**The request:** Scan the data below for the string "TIMELESS". Copy every line where it appears.

(begin)

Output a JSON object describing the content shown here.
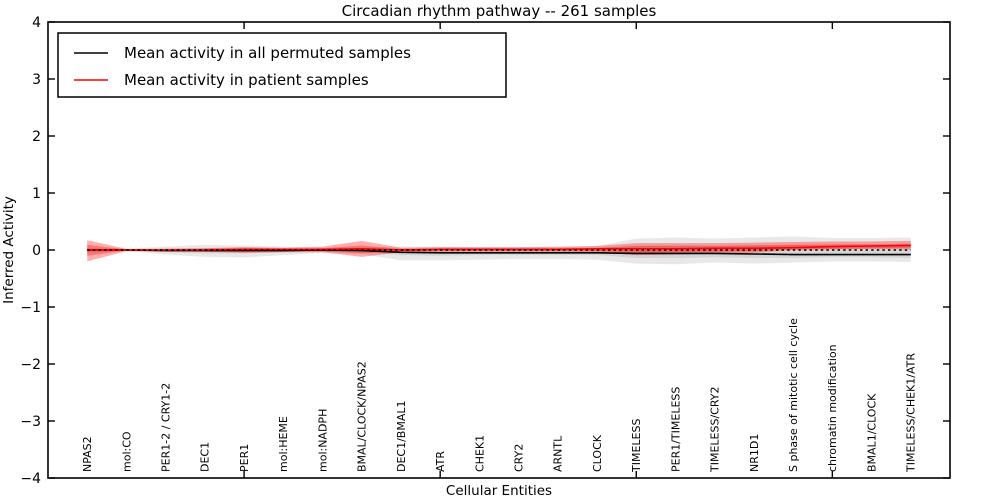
{
  "title": "Circadian rhythm pathway -- 261 samples",
  "axes": {
    "xlabel": "Cellular Entities",
    "ylabel": "Inferred Activity",
    "ylim": [
      -4,
      4
    ],
    "yticks": [
      4,
      3,
      2,
      1,
      0,
      -1,
      -2,
      -3,
      -4
    ],
    "x_major_ticks": [
      5,
      10,
      15,
      20
    ]
  },
  "legend": {
    "items": [
      {
        "label": "Mean activity in all permuted samples",
        "color": "#000000"
      },
      {
        "label": "Mean activity in patient samples",
        "color": "#ff0000"
      }
    ]
  },
  "colors": {
    "patient_line": "#ff0000",
    "permuted_line": "#000000",
    "zero_line": "#000000",
    "permuted_band": "rgba(128,128,128,0.18)",
    "patient_band": "rgba(255,0,0,0.32)",
    "patient_band_inner": "rgba(255,0,0,0.30)"
  },
  "chart_data": {
    "type": "line",
    "title": "Circadian rhythm pathway -- 261 samples",
    "xlabel": "Cellular Entities",
    "ylabel": "Inferred Activity",
    "ylim": [
      -4,
      4
    ],
    "legend_position": "upper left",
    "categories": [
      "NPAS2",
      "mol:CO",
      "PER1-2 / CRY1-2",
      "DEC1",
      "PER1",
      "mol:HEME",
      "mol:NADPH",
      "BMAL/CLOCK/NPAS2",
      "DEC1/BMAL1",
      "ATR",
      "CHEK1",
      "CRY2",
      "ARNTL",
      "CLOCK",
      "TIMELESS",
      "PER1/TIMELESS",
      "TIMELESS/CRY2",
      "NR1D1",
      "S phase of mitotic cell cycle",
      "chromatin modification",
      "BMAL1/CLOCK",
      "TIMELESS/CHEK1/ATR"
    ],
    "series": [
      {
        "name": "Mean activity in all permuted samples",
        "color": "#000000",
        "values": [
          0,
          0,
          -0.01,
          -0.01,
          -0.01,
          -0.01,
          0,
          -0.01,
          -0.04,
          -0.05,
          -0.05,
          -0.05,
          -0.05,
          -0.05,
          -0.06,
          -0.06,
          -0.06,
          -0.07,
          -0.08,
          -0.08,
          -0.08,
          -0.08
        ]
      },
      {
        "name": "Mean activity in patient samples",
        "color": "#ff0000",
        "values": [
          0,
          0,
          0,
          0,
          0.01,
          0.01,
          0.01,
          0.02,
          0,
          0.01,
          0.01,
          0.01,
          0.01,
          0.02,
          0.02,
          0.02,
          0.03,
          0.03,
          0.04,
          0.06,
          0.07,
          0.08
        ]
      }
    ],
    "bands": {
      "permuted_outer_hi": [
        0.04,
        0.02,
        0.06,
        0.09,
        0.08,
        0.06,
        0.04,
        0.05,
        0.06,
        0.06,
        0.05,
        0.05,
        0.05,
        0.07,
        0.2,
        0.22,
        0.2,
        0.22,
        0.24,
        0.21,
        0.21,
        0.22
      ],
      "permuted_outer_lo": [
        -0.05,
        -0.02,
        -0.08,
        -0.12,
        -0.13,
        -0.09,
        -0.05,
        -0.07,
        -0.18,
        -0.18,
        -0.17,
        -0.16,
        -0.16,
        -0.17,
        -0.24,
        -0.25,
        -0.22,
        -0.24,
        -0.22,
        -0.2,
        -0.2,
        -0.21
      ],
      "permuted_inner_hi": [
        0.02,
        0.01,
        0.03,
        0.04,
        0.04,
        0.03,
        0.02,
        0.02,
        0.02,
        0.02,
        0.02,
        0.02,
        0.02,
        0.03,
        0.08,
        0.09,
        0.08,
        0.09,
        0.09,
        0.08,
        0.08,
        0.09
      ],
      "permuted_inner_lo": [
        -0.03,
        -0.01,
        -0.04,
        -0.06,
        -0.06,
        -0.04,
        -0.03,
        -0.03,
        -0.09,
        -0.1,
        -0.09,
        -0.09,
        -0.09,
        -0.09,
        -0.14,
        -0.14,
        -0.13,
        -0.14,
        -0.14,
        -0.13,
        -0.13,
        -0.14
      ],
      "patient_outer_hi": [
        0.17,
        0.02,
        0.02,
        0.03,
        0.05,
        0.04,
        0.06,
        0.16,
        0.04,
        0.05,
        0.05,
        0.05,
        0.06,
        0.07,
        0.12,
        0.12,
        0.12,
        0.13,
        0.14,
        0.15,
        0.15,
        0.16
      ],
      "patient_outer_lo": [
        -0.2,
        -0.02,
        -0.02,
        -0.03,
        -0.05,
        -0.04,
        -0.04,
        -0.12,
        -0.04,
        -0.03,
        -0.03,
        -0.03,
        -0.03,
        -0.04,
        -0.09,
        -0.08,
        -0.06,
        -0.05,
        0.0,
        0.01,
        0.02,
        0.01
      ],
      "patient_inner_hi": [
        0.09,
        0.01,
        0.01,
        0.02,
        0.03,
        0.02,
        0.03,
        0.08,
        0.02,
        0.03,
        0.03,
        0.03,
        0.03,
        0.04,
        0.07,
        0.07,
        0.07,
        0.08,
        0.09,
        0.1,
        0.1,
        0.11
      ],
      "patient_inner_lo": [
        -0.1,
        -0.01,
        -0.01,
        -0.02,
        -0.03,
        -0.02,
        -0.02,
        -0.06,
        -0.02,
        -0.01,
        -0.01,
        -0.01,
        -0.01,
        -0.02,
        -0.05,
        -0.04,
        -0.03,
        -0.02,
        0.01,
        0.02,
        0.03,
        0.04
      ],
      "zero_reference": 0
    }
  }
}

(end)

**Answer to this exercise:**
      "TIMELESS",
      "PER1/TIMELESS",
      "TIMELESS/CRY2",
      "TIMELESS/CHEK1/ATR"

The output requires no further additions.